* begin *

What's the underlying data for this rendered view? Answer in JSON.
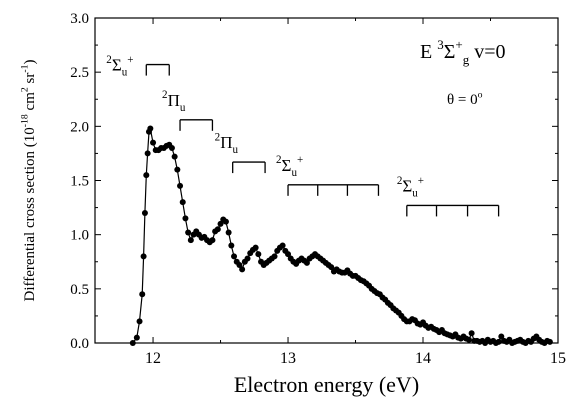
{
  "chart_data": {
    "type": "scatter",
    "x_label": "Electron energy (eV)",
    "y_label": [
      {
        "text": "Differential cross section (10",
        "pos": "base"
      },
      {
        "text": "-18",
        "pos": "sup"
      },
      {
        "text": " cm",
        "pos": "base"
      },
      {
        "text": "2",
        "pos": "sup"
      },
      {
        "text": " sr",
        "pos": "base"
      },
      {
        "text": "-1",
        "pos": "sup"
      },
      {
        "text": ")",
        "pos": "base"
      }
    ],
    "annotations": [
      [
        {
          "text": "E ",
          "pos": "base"
        },
        {
          "text": "3",
          "pos": "sup"
        },
        {
          "text": "Σ",
          "pos": "base"
        },
        {
          "text": "+",
          "pos": "sup"
        },
        {
          "text": "g",
          "pos": "sub"
        },
        {
          "text": "  v=0",
          "pos": "base"
        }
      ],
      [
        {
          "text": "θ = 0",
          "pos": "base"
        },
        {
          "text": "o",
          "pos": "sup"
        }
      ]
    ],
    "progressions": [
      {
        "label": [
          {
            "text": "2",
            "pos": "sup"
          },
          {
            "text": "Σ",
            "pos": "base"
          },
          {
            "text": "u",
            "pos": "sub"
          },
          {
            "text": "+",
            "pos": "sup"
          }
        ],
        "x": [
          11.95,
          12.12
        ],
        "y": 2.57
      },
      {
        "label": [
          {
            "text": "2",
            "pos": "sup"
          },
          {
            "text": "Π",
            "pos": "base"
          },
          {
            "text": "u",
            "pos": "sub"
          }
        ],
        "x": [
          12.2,
          12.44
        ],
        "y": 2.06
      },
      {
        "label": [
          {
            "text": "2",
            "pos": "sup"
          },
          {
            "text": "Π",
            "pos": "base"
          },
          {
            "text": "u",
            "pos": "sub"
          }
        ],
        "x": [
          12.59,
          12.83
        ],
        "y": 1.67
      },
      {
        "label": [
          {
            "text": "2",
            "pos": "sup"
          },
          {
            "text": "Σ",
            "pos": "base"
          },
          {
            "text": "u",
            "pos": "sub"
          },
          {
            "text": "+",
            "pos": "sup"
          }
        ],
        "x": [
          13.0,
          13.22,
          13.44,
          13.67
        ],
        "y": 1.46
      },
      {
        "label": [
          {
            "text": "2",
            "pos": "sup"
          },
          {
            "text": "Σ",
            "pos": "base"
          },
          {
            "text": "u",
            "pos": "sub"
          },
          {
            "text": "+",
            "pos": "sup"
          }
        ],
        "x": [
          13.88,
          14.1,
          14.33,
          14.56
        ],
        "y": 1.27
      }
    ],
    "color": "#000000",
    "line": true,
    "x": [
      11.85,
      11.88,
      11.9,
      11.92,
      11.93,
      11.94,
      11.95,
      11.96,
      11.97,
      11.98,
      12.0,
      12.02,
      12.04,
      12.06,
      12.08,
      12.1,
      12.12,
      12.14,
      12.16,
      12.18,
      12.2,
      12.22,
      12.24,
      12.26,
      12.28,
      12.3,
      12.32,
      12.34,
      12.36,
      12.38,
      12.4,
      12.42,
      12.44,
      12.46,
      12.48,
      12.5,
      12.52,
      12.54,
      12.56,
      12.58,
      12.6,
      12.62,
      12.64,
      12.66,
      12.68,
      12.7,
      12.72,
      12.74,
      12.76,
      12.78,
      12.8,
      12.82,
      12.84,
      12.86,
      12.88,
      12.9,
      12.92,
      12.94,
      12.96,
      12.98,
      13.0,
      13.02,
      13.04,
      13.06,
      13.08,
      13.1,
      13.12,
      13.14,
      13.16,
      13.18,
      13.2,
      13.22,
      13.24,
      13.26,
      13.28,
      13.3,
      13.32,
      13.34,
      13.36,
      13.38,
      13.4,
      13.42,
      13.44,
      13.46,
      13.48,
      13.5,
      13.52,
      13.54,
      13.56,
      13.58,
      13.6,
      13.62,
      13.64,
      13.66,
      13.68,
      13.7,
      13.72,
      13.74,
      13.76,
      13.78,
      13.8,
      13.82,
      13.84,
      13.86,
      13.88,
      13.9,
      13.92,
      13.94,
      13.96,
      13.98,
      14.0,
      14.02,
      14.04,
      14.06,
      14.08,
      14.1,
      14.12,
      14.14,
      14.16,
      14.18,
      14.2,
      14.22,
      14.24,
      14.26,
      14.28,
      14.3,
      14.32,
      14.34,
      14.36,
      14.38,
      14.4,
      14.42,
      14.44,
      14.46,
      14.48,
      14.5,
      14.52,
      14.54,
      14.56,
      14.58,
      14.6,
      14.62,
      14.64,
      14.66,
      14.68,
      14.7,
      14.72,
      14.74,
      14.76,
      14.78,
      14.8,
      14.82,
      14.84,
      14.86,
      14.88,
      14.9,
      14.92,
      14.94
    ],
    "values": [
      0,
      0.05,
      0.2,
      0.45,
      0.8,
      1.2,
      1.55,
      1.75,
      1.95,
      1.98,
      1.85,
      1.78,
      1.78,
      1.8,
      1.8,
      1.82,
      1.83,
      1.8,
      1.72,
      1.6,
      1.45,
      1.3,
      1.15,
      1.02,
      0.95,
      1.0,
      1.03,
      1.0,
      0.97,
      0.98,
      0.95,
      0.93,
      0.95,
      1.03,
      1.05,
      1.1,
      1.14,
      1.12,
      1.02,
      0.9,
      0.8,
      0.75,
      0.72,
      0.68,
      0.75,
      0.78,
      0.83,
      0.86,
      0.88,
      0.82,
      0.75,
      0.72,
      0.74,
      0.76,
      0.78,
      0.8,
      0.85,
      0.88,
      0.9,
      0.85,
      0.82,
      0.78,
      0.75,
      0.73,
      0.76,
      0.78,
      0.76,
      0.74,
      0.78,
      0.8,
      0.82,
      0.8,
      0.78,
      0.76,
      0.74,
      0.72,
      0.7,
      0.66,
      0.68,
      0.66,
      0.65,
      0.65,
      0.67,
      0.64,
      0.62,
      0.62,
      0.6,
      0.58,
      0.57,
      0.55,
      0.53,
      0.5,
      0.48,
      0.46,
      0.45,
      0.42,
      0.4,
      0.37,
      0.35,
      0.32,
      0.3,
      0.28,
      0.25,
      0.22,
      0.2,
      0.2,
      0.22,
      0.21,
      0.18,
      0.17,
      0.19,
      0.16,
      0.14,
      0.15,
      0.13,
      0.12,
      0.1,
      0.12,
      0.09,
      0.08,
      0.07,
      0.06,
      0.08,
      0.05,
      0.04,
      0.06,
      0.04,
      0.03,
      0.09,
      0.02,
      0.02,
      0.01,
      0.02,
      0.0,
      0.03,
      0.01,
      0.02,
      0.0,
      0.01,
      0.06,
      0.02,
      0.01,
      0.03,
      0.0,
      0.01,
      0.02,
      0.03,
      0.01,
      0.0,
      0.02,
      0.01,
      0.04,
      0.06,
      0.03,
      0.01,
      0.0,
      0.02,
      0.01
    ],
    "xlim": [
      11.57,
      15
    ],
    "ylim": [
      0,
      3
    ],
    "xticks": [
      12,
      13,
      14,
      15
    ],
    "xminor": [
      12.5,
      13.5,
      14.5
    ],
    "yticks": [
      {
        "value": 0,
        "label": "0.0"
      },
      {
        "value": 0.5,
        "label": "0.5"
      },
      {
        "value": 1,
        "label": "1.0"
      },
      {
        "value": 1.5,
        "label": "1.5"
      },
      {
        "value": 2,
        "label": "2.0"
      },
      {
        "value": 2.5,
        "label": "2.5"
      },
      {
        "value": 3,
        "label": "3.0"
      }
    ],
    "yminor": [
      0.25,
      0.75,
      1.25,
      1.75,
      2.25,
      2.75
    ]
  }
}
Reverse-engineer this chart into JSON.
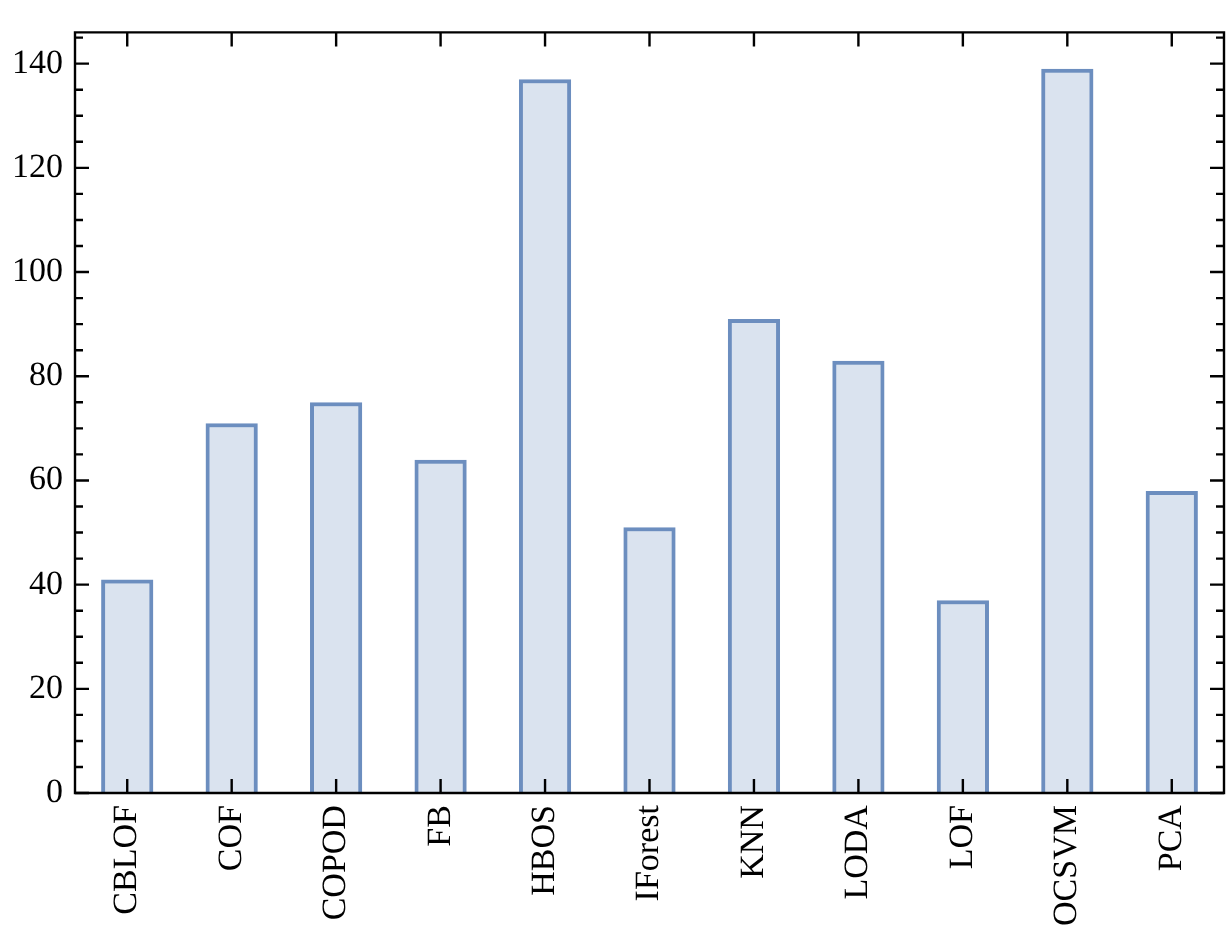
{
  "chart_data": {
    "type": "bar",
    "categories": [
      "CBLOF",
      "COF",
      "COPOD",
      "FB",
      "HBOS",
      "IForest",
      "KNN",
      "LODA",
      "LOF",
      "OCSVM",
      "PCA"
    ],
    "values": [
      41,
      71,
      75,
      64,
      137,
      51,
      91,
      83,
      37,
      139,
      58
    ],
    "color": "#6c8ebf",
    "ylim": [
      0,
      146
    ],
    "yticks": [
      0,
      20,
      40,
      60,
      80,
      100,
      120,
      140
    ],
    "grid": false
  }
}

* end *

REQUEST: Quote, without alteration, the lines running from the line containing "Reverse-engineer this chart into JSON." to the last line of the entries, and include no pictures.

REPLY:
Reverse-engineer this chart into JSON.
{
  "chart_data": {
    "type": "bar",
    "categories": [
      "CBLOF",
      "COF",
      "COPOD",
      "FB",
      "HBOS",
      "IForest",
      "KNN",
      "LODA",
      "LOF",
      "OCSVM",
      "PCA"
    ],
    "values": [
      41,
      71,
      75,
      64,
      137,
      51,
      91,
      83,
      37,
      139,
      58
    ],
    "color": "#6c8ebf",
    "ylim": [
      0,
      146
    ],
    "yticks": [
      0,
      20,
      40,
      60,
      80,
      100,
      120,
      140
    ],
    "grid": false
  }
}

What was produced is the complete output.